[start]

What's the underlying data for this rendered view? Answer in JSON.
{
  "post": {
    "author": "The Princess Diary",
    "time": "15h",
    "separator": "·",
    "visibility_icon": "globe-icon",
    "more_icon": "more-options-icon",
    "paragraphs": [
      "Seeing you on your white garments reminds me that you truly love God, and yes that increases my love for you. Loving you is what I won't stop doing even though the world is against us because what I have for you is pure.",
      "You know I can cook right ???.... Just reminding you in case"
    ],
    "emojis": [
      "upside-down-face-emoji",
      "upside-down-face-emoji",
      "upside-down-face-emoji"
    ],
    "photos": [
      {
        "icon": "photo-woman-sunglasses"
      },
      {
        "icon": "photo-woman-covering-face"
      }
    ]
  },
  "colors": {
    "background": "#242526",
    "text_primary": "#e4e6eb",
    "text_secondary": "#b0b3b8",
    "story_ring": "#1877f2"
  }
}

[end]

**WHAT IS BEING ASKED:** Repeat the material above in full, keeping every word.

**FULL OUTPUT:**
What's the underlying data for this rendered view? Answer in JSON.
{
  "post": {
    "author": "The Princess Diary",
    "time": "15h",
    "separator": "·",
    "visibility_icon": "globe-icon",
    "more_icon": "more-options-icon",
    "paragraphs": [
      "Seeing you on your white garments reminds me that you truly love God, and yes that increases my love for you. Loving you is what I won't stop doing even though the world is against us because what I have for you is pure.",
      "You know I can cook right ???.... Just reminding you in case"
    ],
    "emojis": [
      "upside-down-face-emoji",
      "upside-down-face-emoji",
      "upside-down-face-emoji"
    ],
    "photos": [
      {
        "icon": "photo-woman-sunglasses"
      },
      {
        "icon": "photo-woman-covering-face"
      }
    ]
  },
  "colors": {
    "background": "#242526",
    "text_primary": "#e4e6eb",
    "text_secondary": "#b0b3b8",
    "story_ring": "#1877f2"
  }
}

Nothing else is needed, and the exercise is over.